What to produce: Determine how many lines hold "pattern" and give only that number.

Figure record listings
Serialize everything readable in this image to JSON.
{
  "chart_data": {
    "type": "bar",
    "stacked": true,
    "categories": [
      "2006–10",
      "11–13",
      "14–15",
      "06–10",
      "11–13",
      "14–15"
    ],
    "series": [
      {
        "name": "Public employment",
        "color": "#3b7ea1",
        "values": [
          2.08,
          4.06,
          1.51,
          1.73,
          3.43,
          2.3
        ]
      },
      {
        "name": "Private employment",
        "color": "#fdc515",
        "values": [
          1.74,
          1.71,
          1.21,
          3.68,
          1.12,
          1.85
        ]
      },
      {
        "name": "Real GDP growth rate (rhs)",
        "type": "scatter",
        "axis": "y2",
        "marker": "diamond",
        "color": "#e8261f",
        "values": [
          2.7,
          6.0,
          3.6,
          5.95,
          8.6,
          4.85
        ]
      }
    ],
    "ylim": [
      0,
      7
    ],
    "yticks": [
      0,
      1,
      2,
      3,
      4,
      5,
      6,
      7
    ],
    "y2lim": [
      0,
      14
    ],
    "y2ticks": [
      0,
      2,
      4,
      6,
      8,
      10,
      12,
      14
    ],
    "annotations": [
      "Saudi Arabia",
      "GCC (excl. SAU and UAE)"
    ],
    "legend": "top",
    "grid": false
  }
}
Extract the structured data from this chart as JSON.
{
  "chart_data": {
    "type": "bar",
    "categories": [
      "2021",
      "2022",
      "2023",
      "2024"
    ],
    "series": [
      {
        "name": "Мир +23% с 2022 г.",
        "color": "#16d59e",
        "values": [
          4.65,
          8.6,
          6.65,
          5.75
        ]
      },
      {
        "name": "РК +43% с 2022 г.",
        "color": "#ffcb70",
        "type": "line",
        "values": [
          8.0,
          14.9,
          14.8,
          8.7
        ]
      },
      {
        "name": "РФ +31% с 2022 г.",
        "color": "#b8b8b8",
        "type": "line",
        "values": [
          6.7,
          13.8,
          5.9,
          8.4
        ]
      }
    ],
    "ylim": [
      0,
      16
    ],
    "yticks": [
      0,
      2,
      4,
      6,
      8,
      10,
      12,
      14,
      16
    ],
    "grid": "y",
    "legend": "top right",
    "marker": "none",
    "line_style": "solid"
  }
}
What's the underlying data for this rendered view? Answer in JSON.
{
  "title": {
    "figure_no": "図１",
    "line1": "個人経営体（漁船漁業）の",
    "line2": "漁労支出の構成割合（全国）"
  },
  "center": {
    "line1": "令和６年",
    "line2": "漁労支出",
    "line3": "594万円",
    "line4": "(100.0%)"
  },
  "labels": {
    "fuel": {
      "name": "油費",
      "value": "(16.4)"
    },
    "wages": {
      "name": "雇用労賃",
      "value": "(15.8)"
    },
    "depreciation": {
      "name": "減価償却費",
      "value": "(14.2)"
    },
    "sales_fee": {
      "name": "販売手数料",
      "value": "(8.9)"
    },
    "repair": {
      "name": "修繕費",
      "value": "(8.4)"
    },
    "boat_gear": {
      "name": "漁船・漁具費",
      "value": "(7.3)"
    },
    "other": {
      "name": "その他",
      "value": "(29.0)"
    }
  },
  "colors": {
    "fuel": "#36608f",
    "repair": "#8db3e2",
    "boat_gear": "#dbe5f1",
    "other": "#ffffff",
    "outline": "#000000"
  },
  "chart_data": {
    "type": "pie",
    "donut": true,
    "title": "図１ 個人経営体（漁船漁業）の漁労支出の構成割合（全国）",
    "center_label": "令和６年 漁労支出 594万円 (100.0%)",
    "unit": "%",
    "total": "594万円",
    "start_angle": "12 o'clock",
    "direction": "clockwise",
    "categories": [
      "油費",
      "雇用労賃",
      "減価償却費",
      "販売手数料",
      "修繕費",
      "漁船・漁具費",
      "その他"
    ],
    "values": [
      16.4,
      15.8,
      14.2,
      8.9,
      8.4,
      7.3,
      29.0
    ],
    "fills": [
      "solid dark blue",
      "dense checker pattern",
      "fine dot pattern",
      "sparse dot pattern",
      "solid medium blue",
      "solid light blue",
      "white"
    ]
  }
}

Full answer: 3